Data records
↓
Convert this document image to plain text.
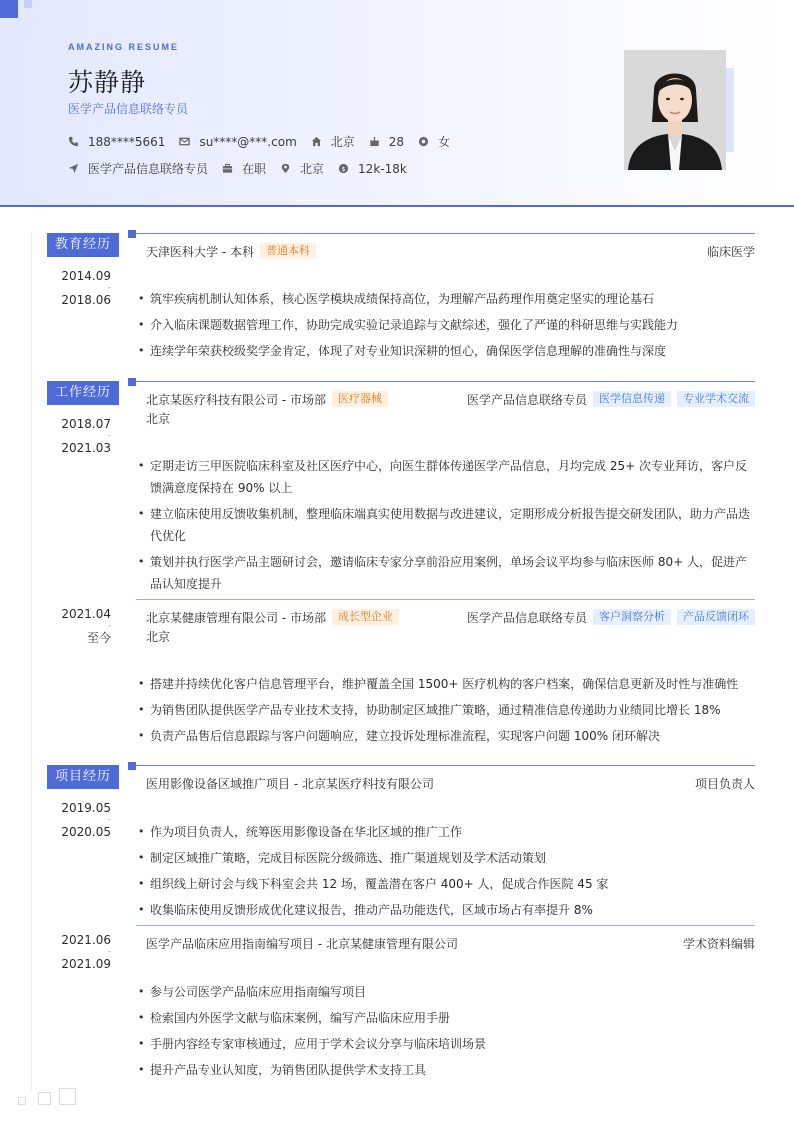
AMAZING RESUME
苏静静
医学产品信息联络专员
188****5661	su****@***.com	北京	28	女
医学产品信息联络专员	在职	北京 $ 12k-18k
教育经历
2014.09
-
2018.06
天津医科大学 - 本科	普通本科	临床医学
• 筑牢疾病机制认知体系，核心医学模块成绩保持高位，为理解产品药理作用奠定坚实的理论基石
• 介入临床课题数据管理工作，协助完成实验记录追踪与文献综述，强化了严谨的科研思维与实践能力
• 连续学年荣获校级奖学金肯定，体现了对专业知识深耕的恒心，确保医学信息理解的准确性与深度
工作经历
2018.07
-
2021.03
北京某医疗科技有限公司 - 市场部	医疗器械	医学产品信息联络专员	医学信息传递	专业学术交流
北京
• 定期走访三甲医院临床科室及社区医疗中心，向医生群体传递医学产品信息，月均完成 25+ 次专业拜访，客户反馈满意度保持在 90% 以上
• 建立临床使用反馈收集机制，整理临床端真实使用数据与改进建议，定期形成分析报告提交研发团队，助力产品迭代优化
• 策划并执行医学产品主题研讨会，邀请临床专家分享前沿应用案例，单场会议平均参与临床医师 80+ 人，促进产品认知度提升
2021.04
-
至今
北京某健康管理有限公司 - 市场部	成长型企业	医学产品信息联络专员	客户洞察分析	产品反馈闭环
北京
• 搭建并持续优化客户信息管理平台，维护覆盖全国 1500+ 医疗机构的客户档案，确保信息更新及时性与准确性
• 为销售团队提供医学产品专业技术支持，协助制定区域推广策略，通过精准信息传递助力业绩同比增长 18%
• 负责产品售后信息跟踪与客户问题响应，建立投诉处理标准流程，实现客户问题 100% 闭环解决
项目经历
2019.05
-
2020.05
医用影像设备区域推广项目 - 北京某医疗科技有限公司	项目负责人
• 作为项目负责人，统筹医用影像设备在华北区域的推广工作
• 制定区域推广策略，完成目标医院分级筛选、推广渠道规划及学术活动策划
• 组织线上研讨会与线下科室会共 12 场，覆盖潜在客户 400+ 人，促成合作医院 45 家
• 收集临床使用反馈形成优化建议报告，推动产品功能迭代，区域市场占有率提升 8%
2021.06
-
2021.09
医学产品临床应用指南编写项目 - 北京某健康管理有限公司	学术资料编辑
• 参与公司医学产品临床应用指南编写项目
• 检索国内外医学文献与临床案例，编写产品临床应用手册
• 手册内容经专家审核通过，应用于学术会议分享与临床培训场景
• 提升产品专业认知度，为销售团队提供学术支持工具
↑
Of the lines above, how many contain the string "北京某医疗科技有限公司"? Only the number is required.

2